## begin Record excerpts

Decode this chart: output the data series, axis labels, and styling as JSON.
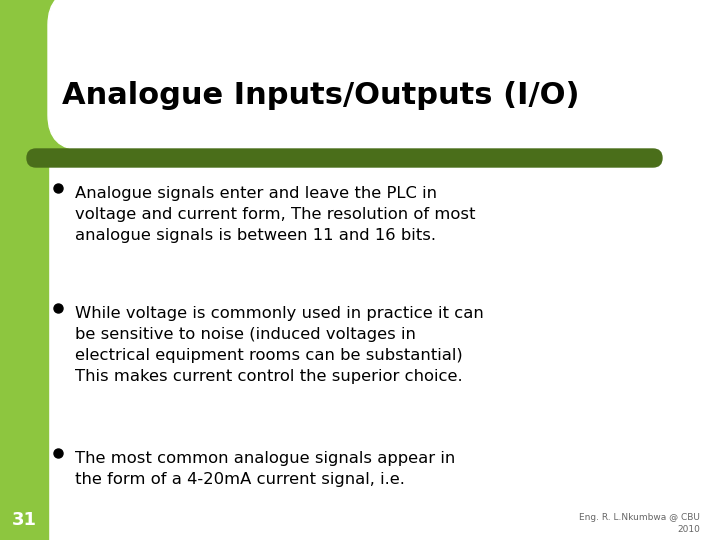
{
  "title": "Analogue Inputs/Outputs (I/O)",
  "background_color": "#ffffff",
  "left_bar_color": "#8dc63f",
  "top_rect_color": "#8dc63f",
  "divider_color": "#4a6e1a",
  "bullet_color": "#000000",
  "title_color": "#000000",
  "text_color": "#000000",
  "footer_color": "#666666",
  "slide_number": "31",
  "footer_line1": "Eng. R. L.Nkumbwa @ CBU",
  "footer_line2": "2010",
  "bullet_points": [
    "Analogue signals enter and leave the PLC in\nvoltage and current form, The resolution of most\nanalogue signals is between 11 and 16 bits.",
    "While voltage is commonly used in practice it can\nbe sensitive to noise (induced voltages in\nelectrical equipment rooms can be substantial)\nThis makes current control the superior choice.",
    "The most common analogue signals appear in\nthe form of a 4-20mA current signal, i.e."
  ]
}
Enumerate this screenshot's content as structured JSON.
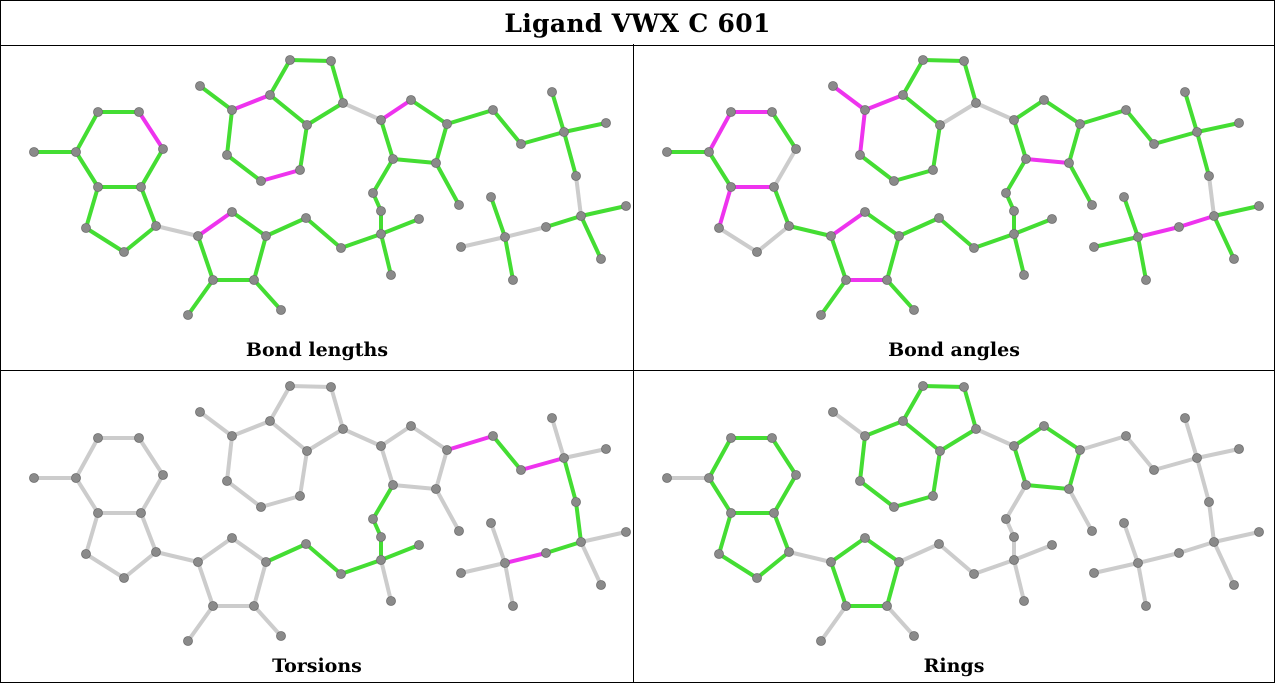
{
  "title": "Ligand VWX C 601",
  "panels": [
    {
      "id": "bond-lengths",
      "caption": "Bond lengths"
    },
    {
      "id": "bond-angles",
      "caption": "Bond angles"
    },
    {
      "id": "torsions",
      "caption": "Torsions"
    },
    {
      "id": "rings",
      "caption": "Rings"
    }
  ],
  "colors": {
    "ok": "#44dd33",
    "outlier": "#ee33ee",
    "neutral": "#cccccc",
    "atom": "#8a8a8a"
  }
}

## end Record excerpts

Instruction:
Take the line with "Enumerate this screenshot's" as the first line and the last line of the records above as the final one; reproduce exactly the lines between them, both included, without pictures.

Completed task:
Enumerate this screenshot's content as structured JSON.
{
  "title": "Ligand VWX C 601",
  "panels": [
    {
      "id": "bond-lengths",
      "caption": "Bond lengths"
    },
    {
      "id": "bond-angles",
      "caption": "Bond angles"
    },
    {
      "id": "torsions",
      "caption": "Torsions"
    },
    {
      "id": "rings",
      "caption": "Rings"
    }
  ],
  "colors": {
    "ok": "#44dd33",
    "outlier": "#ee33ee",
    "neutral": "#cccccc",
    "atom": "#8a8a8a"
  }
}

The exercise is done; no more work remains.